■ SUPPLIED PASSAGE

Re: Date faceting - howto improve performance

2009-04-27 Thread Ning Li
You mean doc A and doc B will become one doc after adding index 2 to
index 1? I don't think this is currently supported either at Lucene
level or at Solr level. If index 1 has m docs and index 2 has n docs,
index 1 will have m+n docs after adding index 2 to index 1. Documents
themselves are not modified by index merge.

Cheers,
Ning


On Sat, Apr 25, 2009 at 4:03 PM, Marcus Herou
marcus.he...@tailsweep.com wrote:
 Hmm looking in the code for the IndexMerger in Solr
 (org.apache.solr.update.DirectUpdateHandler(2)

 See that the IndexWriter.addIndexesNoOptimize(dirs) is used (union of
 indexes) ?

 And the test class org.apache.solr.client.solrj.MergeIndexesExampleTestBase
 suggests:
 add doc A to index1 with id=AAA,name=core1
 add doc B to index2 with id=BBB,name=core2
 merge the two indexes into one index which then contains both docs.
 The resulting index will have 2 docs.

 Great but in my case I think it should work more like this.

 add doc A to index1 with id=X,title=blog entry title,description=blog entry
 description
 add doc B to index2 with id=X,score=1.2
 somehow add index2 to index1 so id=XX has score=1.2 when searching in index1
 The resulting index should have 1 doc.

 So this is not really what I want right ?

 Sorry for being a smart-ass...

 Kindly

 //Marcus





 On Sat, Apr 25, 2009 at 5:10 PM, Marcus Herou 
 marcus.he...@tailsweep.comwrote:

 Guys!

 Thanks for these insights, I think we will head for Lucene level merging
 strategy (two or more indexes).
 When merging I guess the second index need to have the same doc ids
 somehow. This is an internal id in Lucene, not that easy to get hold of
 right ?

 So you are saying the the solr: ExternalFileField + FunctionQuery stuff
 would not work very well performance wise or what do you mean ?

 I sure like bleeding edge :)

 Cheers dudes

 //Marcus





 On Sat, Apr 25, 2009 at 3:46 PM, Otis Gospodnetic 
 otis_gospodne...@yahoo.com wrote:


 I should emphasize that the PR trick I mentioned is something you'd do at
 the Lucene level, outside Solr, and then you'd just slip the modified index
 back into Solr.
 Of, if you like the bleeding edge, perhaps you can make use of Ning Li's
 Solr index merging functionality (patch in JIRA).


 Otis --
 Sematext -- http://sematext.com/ -- Lucene - Solr - Nutch



 - Original Message 
  From: Otis Gospodnetic otis_gospodne...@yahoo.com
  To: solr-user@lucene.apache.org
  Sent: Saturday, April 25, 2009 9:41:45 AM
  Subject: Re: Date faceting - howto improve performance
 
 
  Yes, you could simply round the date, no need for a non-date type field.

[Element position data]
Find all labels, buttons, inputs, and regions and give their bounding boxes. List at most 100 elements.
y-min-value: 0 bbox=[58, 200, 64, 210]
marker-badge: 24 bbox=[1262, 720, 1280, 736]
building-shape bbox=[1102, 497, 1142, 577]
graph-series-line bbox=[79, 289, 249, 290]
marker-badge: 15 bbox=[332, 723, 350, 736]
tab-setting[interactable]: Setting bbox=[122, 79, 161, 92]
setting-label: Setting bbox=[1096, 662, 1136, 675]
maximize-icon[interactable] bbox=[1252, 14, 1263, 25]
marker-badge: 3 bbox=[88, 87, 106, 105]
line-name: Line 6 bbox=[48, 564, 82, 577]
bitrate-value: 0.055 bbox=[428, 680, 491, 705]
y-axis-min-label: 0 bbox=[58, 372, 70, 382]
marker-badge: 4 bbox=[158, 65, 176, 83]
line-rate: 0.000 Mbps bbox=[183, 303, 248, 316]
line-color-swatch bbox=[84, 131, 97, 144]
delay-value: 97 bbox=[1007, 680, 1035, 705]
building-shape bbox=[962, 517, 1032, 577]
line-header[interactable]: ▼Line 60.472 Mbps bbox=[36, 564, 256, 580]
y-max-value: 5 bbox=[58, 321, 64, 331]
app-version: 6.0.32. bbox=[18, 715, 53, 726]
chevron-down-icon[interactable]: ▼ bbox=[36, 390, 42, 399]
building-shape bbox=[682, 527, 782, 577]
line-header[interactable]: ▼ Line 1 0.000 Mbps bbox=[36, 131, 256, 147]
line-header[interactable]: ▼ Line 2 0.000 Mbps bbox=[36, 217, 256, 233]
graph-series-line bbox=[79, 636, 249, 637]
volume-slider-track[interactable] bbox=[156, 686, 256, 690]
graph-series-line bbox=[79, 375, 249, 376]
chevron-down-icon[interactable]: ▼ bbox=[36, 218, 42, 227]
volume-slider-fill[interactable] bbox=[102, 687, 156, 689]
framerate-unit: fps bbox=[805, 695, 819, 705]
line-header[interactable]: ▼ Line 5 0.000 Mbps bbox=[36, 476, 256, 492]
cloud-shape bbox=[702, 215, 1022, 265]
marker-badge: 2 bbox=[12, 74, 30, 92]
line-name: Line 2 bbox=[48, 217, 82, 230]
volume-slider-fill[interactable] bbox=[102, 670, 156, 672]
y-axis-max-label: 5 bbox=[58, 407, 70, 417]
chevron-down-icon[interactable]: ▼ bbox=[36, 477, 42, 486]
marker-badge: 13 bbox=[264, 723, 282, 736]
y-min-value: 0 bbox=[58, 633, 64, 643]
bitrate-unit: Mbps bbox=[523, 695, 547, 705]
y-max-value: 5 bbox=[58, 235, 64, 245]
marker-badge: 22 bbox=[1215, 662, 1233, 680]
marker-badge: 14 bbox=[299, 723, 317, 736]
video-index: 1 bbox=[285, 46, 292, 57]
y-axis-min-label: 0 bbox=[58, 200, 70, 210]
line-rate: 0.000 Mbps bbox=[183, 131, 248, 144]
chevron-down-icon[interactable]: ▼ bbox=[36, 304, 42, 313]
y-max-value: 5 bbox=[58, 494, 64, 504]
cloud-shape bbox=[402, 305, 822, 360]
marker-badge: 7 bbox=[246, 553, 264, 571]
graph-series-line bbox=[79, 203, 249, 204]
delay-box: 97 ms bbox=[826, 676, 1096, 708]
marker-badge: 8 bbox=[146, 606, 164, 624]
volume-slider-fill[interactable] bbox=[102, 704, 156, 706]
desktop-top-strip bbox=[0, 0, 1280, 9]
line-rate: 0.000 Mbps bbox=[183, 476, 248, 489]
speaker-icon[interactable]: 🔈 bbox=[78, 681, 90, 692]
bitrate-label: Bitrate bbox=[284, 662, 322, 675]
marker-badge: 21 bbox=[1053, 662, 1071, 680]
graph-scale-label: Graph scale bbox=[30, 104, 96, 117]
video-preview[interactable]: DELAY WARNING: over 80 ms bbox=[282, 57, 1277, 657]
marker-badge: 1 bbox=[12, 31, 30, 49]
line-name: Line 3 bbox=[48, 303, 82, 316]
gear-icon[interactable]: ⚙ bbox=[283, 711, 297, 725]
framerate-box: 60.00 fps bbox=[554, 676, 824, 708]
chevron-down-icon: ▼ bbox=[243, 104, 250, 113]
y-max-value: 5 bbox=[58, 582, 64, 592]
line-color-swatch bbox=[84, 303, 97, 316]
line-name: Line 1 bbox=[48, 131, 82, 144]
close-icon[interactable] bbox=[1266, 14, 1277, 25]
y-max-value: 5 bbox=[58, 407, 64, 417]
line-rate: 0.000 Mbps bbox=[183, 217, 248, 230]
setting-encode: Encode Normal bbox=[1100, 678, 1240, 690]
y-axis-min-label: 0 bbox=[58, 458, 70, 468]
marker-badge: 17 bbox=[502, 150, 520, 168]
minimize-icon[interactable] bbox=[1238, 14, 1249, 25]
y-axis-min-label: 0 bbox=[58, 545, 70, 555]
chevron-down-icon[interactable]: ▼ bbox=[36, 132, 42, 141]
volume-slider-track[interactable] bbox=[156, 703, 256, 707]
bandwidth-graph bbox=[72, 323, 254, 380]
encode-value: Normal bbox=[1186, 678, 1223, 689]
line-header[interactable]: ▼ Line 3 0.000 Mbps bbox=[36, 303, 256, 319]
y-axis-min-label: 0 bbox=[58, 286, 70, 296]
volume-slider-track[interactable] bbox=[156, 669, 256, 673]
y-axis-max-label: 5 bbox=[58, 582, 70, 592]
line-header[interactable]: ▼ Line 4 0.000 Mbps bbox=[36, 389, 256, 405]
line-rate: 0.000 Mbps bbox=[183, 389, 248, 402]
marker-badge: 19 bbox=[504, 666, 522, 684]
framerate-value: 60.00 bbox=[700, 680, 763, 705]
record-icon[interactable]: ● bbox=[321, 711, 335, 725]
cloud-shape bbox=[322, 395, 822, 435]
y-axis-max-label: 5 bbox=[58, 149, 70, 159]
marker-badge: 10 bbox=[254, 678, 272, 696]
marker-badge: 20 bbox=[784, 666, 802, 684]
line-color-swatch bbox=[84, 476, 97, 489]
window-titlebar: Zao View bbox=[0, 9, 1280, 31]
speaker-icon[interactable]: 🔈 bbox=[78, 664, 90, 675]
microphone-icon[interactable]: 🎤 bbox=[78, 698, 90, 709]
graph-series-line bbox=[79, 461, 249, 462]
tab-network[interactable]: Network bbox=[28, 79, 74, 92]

■ DIRECTIONS FOR THIS TASK
Name every person shown as the writer of a message in the date faceting thread.

■ EXERCISE SOLUTION
Ning Li, Marcus Herou, Otis Gospodnetic